(Stored data entries)
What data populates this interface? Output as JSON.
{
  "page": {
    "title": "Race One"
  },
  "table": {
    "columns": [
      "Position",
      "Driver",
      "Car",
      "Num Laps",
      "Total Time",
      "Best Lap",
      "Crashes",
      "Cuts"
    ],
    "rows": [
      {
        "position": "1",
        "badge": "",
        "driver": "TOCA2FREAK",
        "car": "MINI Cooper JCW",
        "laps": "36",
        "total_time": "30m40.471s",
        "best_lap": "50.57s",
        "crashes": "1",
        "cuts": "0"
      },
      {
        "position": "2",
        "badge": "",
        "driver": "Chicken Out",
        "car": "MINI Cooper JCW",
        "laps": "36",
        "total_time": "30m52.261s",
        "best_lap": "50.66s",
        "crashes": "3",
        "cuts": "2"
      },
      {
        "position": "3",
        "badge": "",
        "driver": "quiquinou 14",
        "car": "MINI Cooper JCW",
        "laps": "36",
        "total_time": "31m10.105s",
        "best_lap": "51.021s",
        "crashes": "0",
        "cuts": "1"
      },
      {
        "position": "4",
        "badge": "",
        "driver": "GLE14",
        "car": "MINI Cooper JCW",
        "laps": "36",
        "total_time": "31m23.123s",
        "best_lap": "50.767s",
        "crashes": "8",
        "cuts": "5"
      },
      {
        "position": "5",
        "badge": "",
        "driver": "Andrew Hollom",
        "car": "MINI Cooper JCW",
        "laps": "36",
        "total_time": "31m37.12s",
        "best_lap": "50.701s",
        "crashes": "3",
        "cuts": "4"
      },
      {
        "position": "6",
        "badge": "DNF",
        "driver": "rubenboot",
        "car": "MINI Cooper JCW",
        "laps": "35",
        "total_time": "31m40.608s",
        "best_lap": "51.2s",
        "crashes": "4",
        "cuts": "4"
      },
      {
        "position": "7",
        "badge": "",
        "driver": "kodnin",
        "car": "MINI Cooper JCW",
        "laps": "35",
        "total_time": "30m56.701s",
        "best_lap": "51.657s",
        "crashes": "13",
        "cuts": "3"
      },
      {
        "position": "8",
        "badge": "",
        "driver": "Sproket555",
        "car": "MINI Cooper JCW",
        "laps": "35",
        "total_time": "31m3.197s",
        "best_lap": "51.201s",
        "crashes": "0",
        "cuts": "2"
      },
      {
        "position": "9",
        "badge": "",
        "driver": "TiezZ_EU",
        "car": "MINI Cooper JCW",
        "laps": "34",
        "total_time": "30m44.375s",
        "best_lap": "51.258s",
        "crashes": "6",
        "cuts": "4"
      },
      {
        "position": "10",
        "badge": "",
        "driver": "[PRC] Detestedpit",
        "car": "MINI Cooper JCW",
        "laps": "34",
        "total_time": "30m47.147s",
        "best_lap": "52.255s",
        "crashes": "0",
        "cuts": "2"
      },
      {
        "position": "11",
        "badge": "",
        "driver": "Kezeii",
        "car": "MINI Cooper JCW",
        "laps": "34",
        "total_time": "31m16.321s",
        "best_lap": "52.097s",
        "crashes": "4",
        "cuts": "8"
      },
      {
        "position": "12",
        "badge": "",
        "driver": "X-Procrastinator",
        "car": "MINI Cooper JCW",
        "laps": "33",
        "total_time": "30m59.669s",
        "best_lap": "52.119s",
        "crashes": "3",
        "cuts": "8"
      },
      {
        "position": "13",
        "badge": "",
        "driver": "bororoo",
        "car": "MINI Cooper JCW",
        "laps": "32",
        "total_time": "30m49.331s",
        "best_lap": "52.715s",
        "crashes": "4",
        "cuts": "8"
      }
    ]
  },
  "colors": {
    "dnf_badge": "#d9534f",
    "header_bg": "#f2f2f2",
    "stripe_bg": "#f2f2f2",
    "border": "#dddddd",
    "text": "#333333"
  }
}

GIVEN PROBLEM. Each of the records should be retyped exactly.

EXPECTED OUTPUT.
What data populates this interface? Output as JSON.
{
  "page": {
    "title": "Race One"
  },
  "table": {
    "columns": [
      "Position",
      "Driver",
      "Car",
      "Num Laps",
      "Total Time",
      "Best Lap",
      "Crashes",
      "Cuts"
    ],
    "rows": [
      {
        "position": "1",
        "badge": "",
        "driver": "TOCA2FREAK",
        "car": "MINI Cooper JCW",
        "laps": "36",
        "total_time": "30m40.471s",
        "best_lap": "50.57s",
        "crashes": "1",
        "cuts": "0"
      },
      {
        "position": "2",
        "badge": "",
        "driver": "Chicken Out",
        "car": "MINI Cooper JCW",
        "laps": "36",
        "total_time": "30m52.261s",
        "best_lap": "50.66s",
        "crashes": "3",
        "cuts": "2"
      },
      {
        "position": "3",
        "badge": "",
        "driver": "quiquinou 14",
        "car": "MINI Cooper JCW",
        "laps": "36",
        "total_time": "31m10.105s",
        "best_lap": "51.021s",
        "crashes": "0",
        "cuts": "1"
      },
      {
        "position": "4",
        "badge": "",
        "driver": "GLE14",
        "car": "MINI Cooper JCW",
        "laps": "36",
        "total_time": "31m23.123s",
        "best_lap": "50.767s",
        "crashes": "8",
        "cuts": "5"
      },
      {
        "position": "5",
        "badge": "",
        "driver": "Andrew Hollom",
        "car": "MINI Cooper JCW",
        "laps": "36",
        "total_time": "31m37.12s",
        "best_lap": "50.701s",
        "crashes": "3",
        "cuts": "4"
      },
      {
        "position": "6",
        "badge": "DNF",
        "driver": "rubenboot",
        "car": "MINI Cooper JCW",
        "laps": "35",
        "total_time": "31m40.608s",
        "best_lap": "51.2s",
        "crashes": "4",
        "cuts": "4"
      },
      {
        "position": "7",
        "badge": "",
        "driver": "kodnin",
        "car": "MINI Cooper JCW",
        "laps": "35",
        "total_time": "30m56.701s",
        "best_lap": "51.657s",
        "crashes": "13",
        "cuts": "3"
      },
      {
        "position": "8",
        "badge": "",
        "driver": "Sproket555",
        "car": "MINI Cooper JCW",
        "laps": "35",
        "total_time": "31m3.197s",
        "best_lap": "51.201s",
        "crashes": "0",
        "cuts": "2"
      },
      {
        "position": "9",
        "badge": "",
        "driver": "TiezZ_EU",
        "car": "MINI Cooper JCW",
        "laps": "34",
        "total_time": "30m44.375s",
        "best_lap": "51.258s",
        "crashes": "6",
        "cuts": "4"
      },
      {
        "position": "10",
        "badge": "",
        "driver": "[PRC] Detestedpit",
        "car": "MINI Cooper JCW",
        "laps": "34",
        "total_time": "30m47.147s",
        "best_lap": "52.255s",
        "crashes": "0",
        "cuts": "2"
      },
      {
        "position": "11",
        "badge": "",
        "driver": "Kezeii",
        "car": "MINI Cooper JCW",
        "laps": "34",
        "total_time": "31m16.321s",
        "best_lap": "52.097s",
        "crashes": "4",
        "cuts": "8"
      },
      {
        "position": "12",
        "badge": "",
        "driver": "X-Procrastinator",
        "car": "MINI Cooper JCW",
        "laps": "33",
        "total_time": "30m59.669s",
        "best_lap": "52.119s",
        "crashes": "3",
        "cuts": "8"
      },
      {
        "position": "13",
        "badge": "",
        "driver": "bororoo",
        "car": "MINI Cooper JCW",
        "laps": "32",
        "total_time": "30m49.331s",
        "best_lap": "52.715s",
        "crashes": "4",
        "cuts": "8"
      }
    ]
  },
  "colors": {
    "dnf_badge": "#d9534f",
    "header_bg": "#f2f2f2",
    "stripe_bg": "#f2f2f2",
    "border": "#dddddd",
    "text": "#333333"
  }
}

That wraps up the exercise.